> _Work required_
Find the lines below that contain the string "Aviation". Copy each one.

> _Records_
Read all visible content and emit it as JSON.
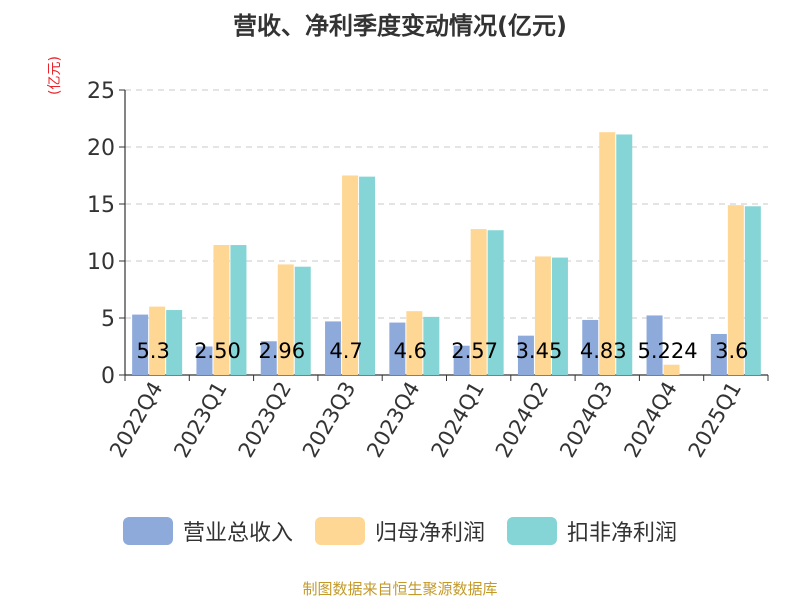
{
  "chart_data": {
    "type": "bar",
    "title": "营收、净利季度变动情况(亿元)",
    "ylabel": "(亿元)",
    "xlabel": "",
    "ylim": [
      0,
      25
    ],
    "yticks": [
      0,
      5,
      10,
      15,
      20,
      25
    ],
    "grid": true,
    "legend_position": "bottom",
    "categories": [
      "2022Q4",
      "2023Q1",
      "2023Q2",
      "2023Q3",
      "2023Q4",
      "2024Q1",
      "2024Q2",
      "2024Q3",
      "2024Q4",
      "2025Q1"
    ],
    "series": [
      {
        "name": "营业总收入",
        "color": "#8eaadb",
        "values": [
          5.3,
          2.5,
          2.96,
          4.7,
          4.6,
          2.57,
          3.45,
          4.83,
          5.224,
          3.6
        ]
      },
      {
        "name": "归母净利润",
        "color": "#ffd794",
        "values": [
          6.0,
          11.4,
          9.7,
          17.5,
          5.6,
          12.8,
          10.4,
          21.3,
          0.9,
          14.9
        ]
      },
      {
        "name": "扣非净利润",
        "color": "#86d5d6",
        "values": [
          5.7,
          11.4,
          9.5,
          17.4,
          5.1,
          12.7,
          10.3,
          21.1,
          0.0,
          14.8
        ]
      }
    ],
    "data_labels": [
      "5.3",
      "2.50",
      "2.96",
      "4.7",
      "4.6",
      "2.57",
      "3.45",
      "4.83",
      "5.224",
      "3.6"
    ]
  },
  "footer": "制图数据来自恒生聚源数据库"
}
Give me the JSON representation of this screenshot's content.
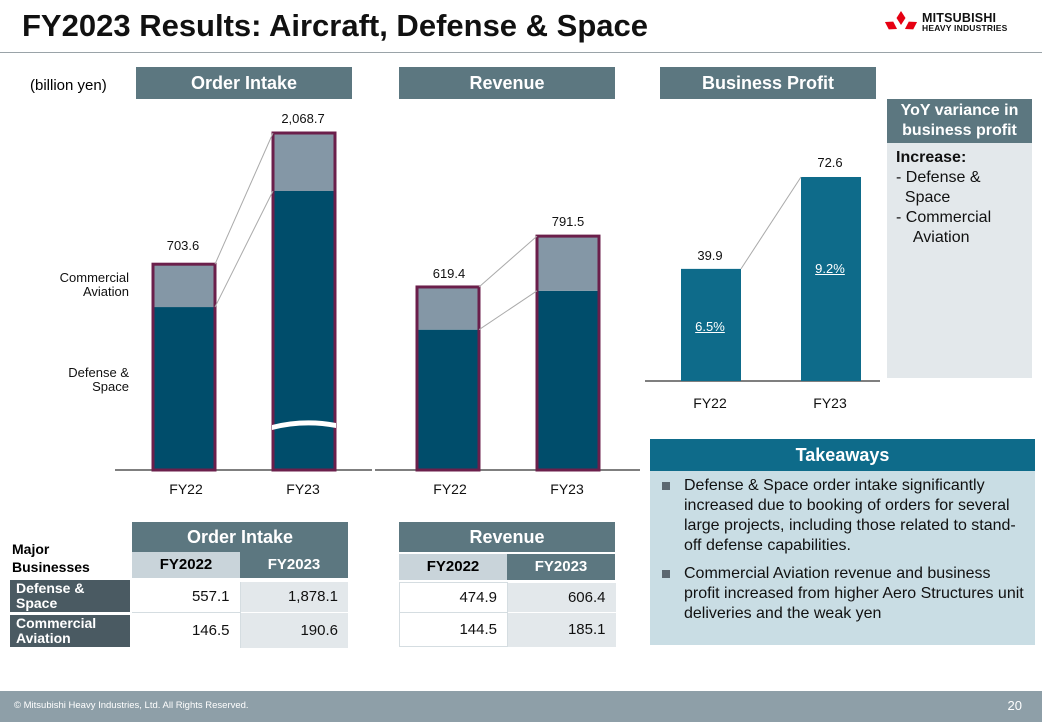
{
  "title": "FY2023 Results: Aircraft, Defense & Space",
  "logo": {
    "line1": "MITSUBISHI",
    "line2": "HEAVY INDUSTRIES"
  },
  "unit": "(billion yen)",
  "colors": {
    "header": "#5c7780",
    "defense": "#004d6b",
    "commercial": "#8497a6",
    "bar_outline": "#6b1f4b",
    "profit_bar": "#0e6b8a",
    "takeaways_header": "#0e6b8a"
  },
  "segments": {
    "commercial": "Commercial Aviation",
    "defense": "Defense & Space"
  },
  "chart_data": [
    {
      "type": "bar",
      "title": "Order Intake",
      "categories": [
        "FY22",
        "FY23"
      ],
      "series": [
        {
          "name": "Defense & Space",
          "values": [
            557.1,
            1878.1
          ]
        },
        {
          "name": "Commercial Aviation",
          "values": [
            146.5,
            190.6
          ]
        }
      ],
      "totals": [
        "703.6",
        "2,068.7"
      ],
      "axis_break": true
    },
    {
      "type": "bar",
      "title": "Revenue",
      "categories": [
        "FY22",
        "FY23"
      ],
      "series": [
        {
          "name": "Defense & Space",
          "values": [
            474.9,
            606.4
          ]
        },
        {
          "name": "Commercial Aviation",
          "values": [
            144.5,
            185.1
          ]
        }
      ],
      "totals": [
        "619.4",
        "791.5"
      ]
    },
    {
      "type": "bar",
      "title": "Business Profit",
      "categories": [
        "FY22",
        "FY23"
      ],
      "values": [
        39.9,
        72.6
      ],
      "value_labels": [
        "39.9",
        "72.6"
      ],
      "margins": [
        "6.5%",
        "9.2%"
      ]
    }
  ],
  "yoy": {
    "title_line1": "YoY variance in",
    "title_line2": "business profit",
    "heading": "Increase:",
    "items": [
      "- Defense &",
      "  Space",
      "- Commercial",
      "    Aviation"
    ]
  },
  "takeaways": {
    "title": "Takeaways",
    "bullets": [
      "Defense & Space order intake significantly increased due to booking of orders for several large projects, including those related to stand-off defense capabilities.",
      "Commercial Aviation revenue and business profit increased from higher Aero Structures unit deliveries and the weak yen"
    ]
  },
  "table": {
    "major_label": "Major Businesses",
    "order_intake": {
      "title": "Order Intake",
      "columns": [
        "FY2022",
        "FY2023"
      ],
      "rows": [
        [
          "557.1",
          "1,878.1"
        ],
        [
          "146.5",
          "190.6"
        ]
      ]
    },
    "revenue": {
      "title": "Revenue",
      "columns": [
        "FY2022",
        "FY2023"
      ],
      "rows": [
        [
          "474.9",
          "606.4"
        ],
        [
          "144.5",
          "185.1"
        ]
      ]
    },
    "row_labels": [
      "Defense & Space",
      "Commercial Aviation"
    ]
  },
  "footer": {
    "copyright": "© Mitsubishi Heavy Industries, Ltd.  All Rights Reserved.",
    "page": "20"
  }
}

> _Reply to the exercise_
    "commercial": "Commercial Aviation",
          "name": "Commercial Aviation",
          "name": "Commercial Aviation",
      "    Aviation"
      "Commercial Aviation revenue and business profit increased from higher Aero Structures unit deliveries and the weak yen"
      "Commercial Aviation"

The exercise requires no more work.